What is required -> Rewrite the listing from its first line through the line containing "title-bar-edge bbox=[424, 2, 426, 18]", changing "screenshot" to "screen capture" and leaving everything else as it is.

Record excerpts ->
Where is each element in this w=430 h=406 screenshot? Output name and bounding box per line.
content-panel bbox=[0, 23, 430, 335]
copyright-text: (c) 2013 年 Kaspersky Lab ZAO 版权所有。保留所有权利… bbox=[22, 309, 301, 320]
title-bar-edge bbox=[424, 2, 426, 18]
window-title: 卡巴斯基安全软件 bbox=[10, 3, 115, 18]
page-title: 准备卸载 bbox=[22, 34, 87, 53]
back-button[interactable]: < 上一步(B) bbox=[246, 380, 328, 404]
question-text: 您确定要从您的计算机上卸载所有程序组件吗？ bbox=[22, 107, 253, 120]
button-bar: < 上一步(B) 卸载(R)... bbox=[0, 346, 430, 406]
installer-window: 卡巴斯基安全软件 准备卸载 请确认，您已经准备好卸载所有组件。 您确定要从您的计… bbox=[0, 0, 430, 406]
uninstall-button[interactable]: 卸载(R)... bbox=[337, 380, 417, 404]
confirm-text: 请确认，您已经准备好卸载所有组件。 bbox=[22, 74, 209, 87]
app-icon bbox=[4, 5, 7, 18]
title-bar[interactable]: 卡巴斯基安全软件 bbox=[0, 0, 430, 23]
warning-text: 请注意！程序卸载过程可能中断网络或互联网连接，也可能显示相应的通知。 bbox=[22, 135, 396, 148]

Full output ->
Where is each element in this w=430 h=406 screen capture? Output name and bounding box per line.
content-panel bbox=[0, 23, 430, 335]
copyright-text: (c) 2013 年 Kaspersky Lab ZAO 版权所有。保留所有权利… bbox=[22, 309, 301, 320]
title-bar-edge bbox=[424, 2, 426, 18]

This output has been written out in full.